- **Exercise**:
From the listing below, extract each line containing the string "Reconnect".

- **Given records**:
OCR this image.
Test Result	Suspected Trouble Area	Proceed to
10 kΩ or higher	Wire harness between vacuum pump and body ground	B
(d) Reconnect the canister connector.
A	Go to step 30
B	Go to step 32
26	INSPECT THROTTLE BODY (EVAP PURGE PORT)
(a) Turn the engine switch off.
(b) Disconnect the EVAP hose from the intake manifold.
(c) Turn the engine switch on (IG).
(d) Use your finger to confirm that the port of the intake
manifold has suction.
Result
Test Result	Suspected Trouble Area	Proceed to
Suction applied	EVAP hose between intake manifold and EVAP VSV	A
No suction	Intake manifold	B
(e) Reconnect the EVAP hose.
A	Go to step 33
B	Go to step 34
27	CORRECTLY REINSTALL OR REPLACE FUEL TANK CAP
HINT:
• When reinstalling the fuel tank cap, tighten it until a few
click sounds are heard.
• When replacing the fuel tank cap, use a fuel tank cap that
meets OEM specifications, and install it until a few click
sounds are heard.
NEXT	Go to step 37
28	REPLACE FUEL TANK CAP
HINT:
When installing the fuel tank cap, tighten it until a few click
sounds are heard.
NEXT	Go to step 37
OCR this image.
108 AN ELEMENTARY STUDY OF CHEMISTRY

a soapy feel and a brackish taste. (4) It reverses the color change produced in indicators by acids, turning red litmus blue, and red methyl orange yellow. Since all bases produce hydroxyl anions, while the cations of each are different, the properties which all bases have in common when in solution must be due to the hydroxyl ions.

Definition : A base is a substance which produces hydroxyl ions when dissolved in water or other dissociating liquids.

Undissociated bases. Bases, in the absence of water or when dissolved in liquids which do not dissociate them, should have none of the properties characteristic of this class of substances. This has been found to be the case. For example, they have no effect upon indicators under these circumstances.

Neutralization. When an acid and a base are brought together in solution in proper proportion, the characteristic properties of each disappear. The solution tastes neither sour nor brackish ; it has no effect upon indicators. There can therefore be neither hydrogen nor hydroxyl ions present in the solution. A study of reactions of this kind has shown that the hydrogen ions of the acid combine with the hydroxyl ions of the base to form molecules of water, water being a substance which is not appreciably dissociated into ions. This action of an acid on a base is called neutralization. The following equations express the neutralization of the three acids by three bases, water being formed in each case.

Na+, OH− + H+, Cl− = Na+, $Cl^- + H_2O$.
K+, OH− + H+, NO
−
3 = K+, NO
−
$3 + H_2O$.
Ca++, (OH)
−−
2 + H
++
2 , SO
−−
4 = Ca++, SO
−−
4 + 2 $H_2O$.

- **In response**:
(d) Reconnect the canister connector.
(e) Reconnect the EVAP hose.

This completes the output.